■ Entries provided
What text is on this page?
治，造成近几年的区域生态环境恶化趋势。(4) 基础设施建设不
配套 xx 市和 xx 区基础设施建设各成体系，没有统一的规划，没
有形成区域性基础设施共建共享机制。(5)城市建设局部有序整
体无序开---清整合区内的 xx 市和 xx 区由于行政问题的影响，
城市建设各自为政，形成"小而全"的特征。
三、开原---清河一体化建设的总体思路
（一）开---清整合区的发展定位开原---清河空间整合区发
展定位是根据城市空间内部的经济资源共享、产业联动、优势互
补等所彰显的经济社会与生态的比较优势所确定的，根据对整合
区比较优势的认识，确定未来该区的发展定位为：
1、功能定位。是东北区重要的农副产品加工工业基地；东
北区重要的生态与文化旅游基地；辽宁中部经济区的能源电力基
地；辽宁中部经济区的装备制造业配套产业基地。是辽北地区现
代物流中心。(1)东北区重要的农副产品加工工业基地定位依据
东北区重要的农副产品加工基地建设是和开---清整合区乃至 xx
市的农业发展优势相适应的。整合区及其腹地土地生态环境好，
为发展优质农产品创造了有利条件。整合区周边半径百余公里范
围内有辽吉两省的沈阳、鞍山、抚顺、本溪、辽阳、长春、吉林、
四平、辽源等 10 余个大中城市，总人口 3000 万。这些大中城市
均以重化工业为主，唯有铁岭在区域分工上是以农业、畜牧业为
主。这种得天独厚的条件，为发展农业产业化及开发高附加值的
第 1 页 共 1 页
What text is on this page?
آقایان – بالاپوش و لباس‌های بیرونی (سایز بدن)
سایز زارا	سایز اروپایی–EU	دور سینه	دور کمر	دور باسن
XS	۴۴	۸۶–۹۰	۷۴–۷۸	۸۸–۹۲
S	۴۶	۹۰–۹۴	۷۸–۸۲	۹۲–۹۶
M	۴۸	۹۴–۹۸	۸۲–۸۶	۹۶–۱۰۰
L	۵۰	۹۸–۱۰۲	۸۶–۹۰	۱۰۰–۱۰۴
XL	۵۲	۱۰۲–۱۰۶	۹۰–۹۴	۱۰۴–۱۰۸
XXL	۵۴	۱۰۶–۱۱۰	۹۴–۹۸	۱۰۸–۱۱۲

■ Written problem
Gather each line in these records that contains the string "سایز".

■ Response to this exercise
آقایان – بالاپوش و لباس‌های بیرونی (سایز بدن)
سایز زارا	سایز اروپایی–EU	دور سینه	دور کمر	دور باسن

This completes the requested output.